SHORT TASK — Repeat every record below exactly as written.

PROVIDED DATA —
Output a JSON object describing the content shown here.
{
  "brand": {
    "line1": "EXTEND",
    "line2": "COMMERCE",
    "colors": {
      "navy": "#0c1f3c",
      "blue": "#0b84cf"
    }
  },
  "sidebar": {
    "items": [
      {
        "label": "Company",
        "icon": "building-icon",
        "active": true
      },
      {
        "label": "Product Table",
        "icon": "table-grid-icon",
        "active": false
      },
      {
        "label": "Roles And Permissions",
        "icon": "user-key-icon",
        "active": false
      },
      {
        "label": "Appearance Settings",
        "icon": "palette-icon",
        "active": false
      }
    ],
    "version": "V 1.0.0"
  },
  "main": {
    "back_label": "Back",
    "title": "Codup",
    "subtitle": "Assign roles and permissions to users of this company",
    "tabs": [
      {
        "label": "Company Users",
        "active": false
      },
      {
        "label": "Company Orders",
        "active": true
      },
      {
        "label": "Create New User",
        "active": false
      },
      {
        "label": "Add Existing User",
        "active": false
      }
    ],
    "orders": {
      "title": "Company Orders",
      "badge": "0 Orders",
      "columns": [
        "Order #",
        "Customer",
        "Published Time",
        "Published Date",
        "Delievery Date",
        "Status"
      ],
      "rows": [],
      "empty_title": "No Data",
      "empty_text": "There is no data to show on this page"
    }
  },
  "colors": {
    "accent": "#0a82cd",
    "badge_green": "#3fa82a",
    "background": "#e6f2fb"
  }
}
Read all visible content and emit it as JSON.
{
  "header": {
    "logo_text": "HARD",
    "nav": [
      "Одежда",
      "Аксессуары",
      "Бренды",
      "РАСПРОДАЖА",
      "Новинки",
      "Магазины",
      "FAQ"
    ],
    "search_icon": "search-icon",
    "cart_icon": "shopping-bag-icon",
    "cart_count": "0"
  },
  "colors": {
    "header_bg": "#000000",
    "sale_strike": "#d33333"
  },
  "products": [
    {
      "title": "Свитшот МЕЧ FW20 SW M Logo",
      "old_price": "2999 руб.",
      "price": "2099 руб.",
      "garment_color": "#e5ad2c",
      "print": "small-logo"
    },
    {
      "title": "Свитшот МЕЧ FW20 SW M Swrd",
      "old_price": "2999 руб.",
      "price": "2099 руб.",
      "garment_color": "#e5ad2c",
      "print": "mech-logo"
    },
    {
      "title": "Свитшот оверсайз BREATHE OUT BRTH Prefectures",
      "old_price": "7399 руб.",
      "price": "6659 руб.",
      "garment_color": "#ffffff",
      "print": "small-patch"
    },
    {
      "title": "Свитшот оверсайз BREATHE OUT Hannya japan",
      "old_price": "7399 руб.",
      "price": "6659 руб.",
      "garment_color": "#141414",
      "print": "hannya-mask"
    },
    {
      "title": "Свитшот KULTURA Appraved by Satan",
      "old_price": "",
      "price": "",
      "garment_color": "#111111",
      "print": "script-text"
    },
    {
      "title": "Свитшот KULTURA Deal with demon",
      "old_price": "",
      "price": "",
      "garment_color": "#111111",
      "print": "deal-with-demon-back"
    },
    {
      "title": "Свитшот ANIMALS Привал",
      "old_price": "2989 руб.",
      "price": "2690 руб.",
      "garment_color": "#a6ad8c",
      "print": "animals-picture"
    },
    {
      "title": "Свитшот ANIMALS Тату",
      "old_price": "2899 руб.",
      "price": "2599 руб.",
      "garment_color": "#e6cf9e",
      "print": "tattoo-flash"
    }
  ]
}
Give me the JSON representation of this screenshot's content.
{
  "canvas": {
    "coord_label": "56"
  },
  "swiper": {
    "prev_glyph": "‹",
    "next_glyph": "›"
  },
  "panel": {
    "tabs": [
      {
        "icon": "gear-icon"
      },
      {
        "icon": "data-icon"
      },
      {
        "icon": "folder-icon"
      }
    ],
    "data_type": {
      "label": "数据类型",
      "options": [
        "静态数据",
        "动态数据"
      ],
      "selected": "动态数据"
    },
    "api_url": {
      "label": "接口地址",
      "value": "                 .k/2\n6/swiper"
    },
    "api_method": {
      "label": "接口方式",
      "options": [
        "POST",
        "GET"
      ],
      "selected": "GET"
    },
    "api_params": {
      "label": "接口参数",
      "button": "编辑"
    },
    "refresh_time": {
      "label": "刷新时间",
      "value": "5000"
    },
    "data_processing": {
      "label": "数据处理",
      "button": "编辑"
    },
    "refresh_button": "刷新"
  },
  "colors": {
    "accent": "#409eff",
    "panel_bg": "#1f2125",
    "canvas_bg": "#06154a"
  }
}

OUTPUT FOR THIS TASK —
Output a JSON object describing the content shown here.
{
  "brand": {
    "line1": "EXTEND",
    "line2": "COMMERCE",
    "colors": {
      "navy": "#0c1f3c",
      "blue": "#0b84cf"
    }
  },
  "sidebar": {
    "items": [
      {
        "label": "Company",
        "icon": "building-icon",
        "active": true
      },
      {
        "label": "Product Table",
        "icon": "table-grid-icon",
        "active": false
      },
      {
        "label": "Roles And Permissions",
        "icon": "user-key-icon",
        "active": false
      },
      {
        "label": "Appearance Settings",
        "icon": "palette-icon",
        "active": false
      }
    ],
    "version": "V 1.0.0"
  },
  "main": {
    "back_label": "Back",
    "title": "Codup",
    "subtitle": "Assign roles and permissions to users of this company",
    "tabs": [
      {
        "label": "Company Users",
        "active": false
      },
      {
        "label": "Company Orders",
        "active": true
      },
      {
        "label": "Create New User",
        "active": false
      },
      {
        "label": "Add Existing User",
        "active": false
      }
    ],
    "orders": {
      "title": "Company Orders",
      "badge": "0 Orders",
      "columns": [
        "Order #",
        "Customer",
        "Published Time",
        "Published Date",
        "Delievery Date",
        "Status"
      ],
      "rows": [],
      "empty_title": "No Data",
      "empty_text": "There is no data to show on this page"
    }
  },
  "colors": {
    "accent": "#0a82cd",
    "badge_green": "#3fa82a",
    "background": "#e6f2fb"
  }
}
Read all visible content and emit it as JSON.
{
  "header": {
    "logo_text": "HARD",
    "nav": [
      "Одежда",
      "Аксессуары",
      "Бренды",
      "РАСПРОДАЖА",
      "Новинки",
      "Магазины",
      "FAQ"
    ],
    "search_icon": "search-icon",
    "cart_icon": "shopping-bag-icon",
    "cart_count": "0"
  },
  "colors": {
    "header_bg": "#000000",
    "sale_strike": "#d33333"
  },
  "products": [
    {
      "title": "Свитшот МЕЧ FW20 SW M Logo",
      "old_price": "2999 руб.",
      "price": "2099 руб.",
      "garment_color": "#e5ad2c",
      "print": "small-logo"
    },
    {
      "title": "Свитшот МЕЧ FW20 SW M Swrd",
      "old_price": "2999 руб.",
      "price": "2099 руб.",
      "garment_color": "#e5ad2c",
      "print": "mech-logo"
    },
    {
      "title": "Свитшот оверсайз BREATHE OUT BRTH Prefectures",
      "old_price": "7399 руб.",
      "price": "6659 руб.",
      "garment_color": "#ffffff",
      "print": "small-patch"
    },
    {
      "title": "Свитшот оверсайз BREATHE OUT Hannya japan",
      "old_price": "7399 руб.",
      "price": "6659 руб.",
      "garment_color": "#141414",
      "print": "hannya-mask"
    },
    {
      "title": "Свитшот KULTURA Appraved by Satan",
      "old_price": "",
      "price": "",
      "garment_color": "#111111",
      "print": "script-text"
    },
    {
      "title": "Свитшот KULTURA Deal with demon",
      "old_price": "",
      "price": "",
      "garment_color": "#111111",
      "print": "deal-with-demon-back"
    },
    {
      "title": "Свитшот ANIMALS Привал",
      "old_price": "2989 руб.",
      "price": "2690 руб.",
      "garment_color": "#a6ad8c",
      "print": "animals-picture"
    },
    {
      "title": "Свитшот ANIMALS Тату",
      "old_price": "2899 руб.",
      "price": "2599 руб.",
      "garment_color": "#e6cf9e",
      "print": "tattoo-flash"
    }
  ]
}
Give me the JSON representation of this screenshot's content.
{
  "canvas": {
    "coord_label": "56"
  },
  "swiper": {
    "prev_glyph": "‹",
    "next_glyph": "›"
  },
  "panel": {
    "tabs": [
      {
        "icon": "gear-icon"
      },
      {
        "icon": "data-icon"
      },
      {
        "icon": "folder-icon"
      }
    ],
    "data_type": {
      "label": "数据类型",
      "options": [
        "静态数据",
        "动态数据"
      ],
      "selected": "动态数据"
    },
    "api_url": {
      "label": "接口地址",
      "value": "                 .k/2\n6/swiper"
    },
    "api_method": {
      "label": "接口方式",
      "options": [
        "POST",
        "GET"
      ],
      "selected": "GET"
    },
    "api_params": {
      "label": "接口参数",
      "button": "编辑"
    },
    "refresh_time": {
      "label": "刷新时间",
      "value": "5000"
    },
    "data_processing": {
      "label": "数据处理",
      "button": "编辑"
    },
    "refresh_button": "刷新"
  },
  "colors": {
    "accent": "#409eff",
    "panel_bg": "#1f2125",
    "canvas_bg": "#06154a"
  }
}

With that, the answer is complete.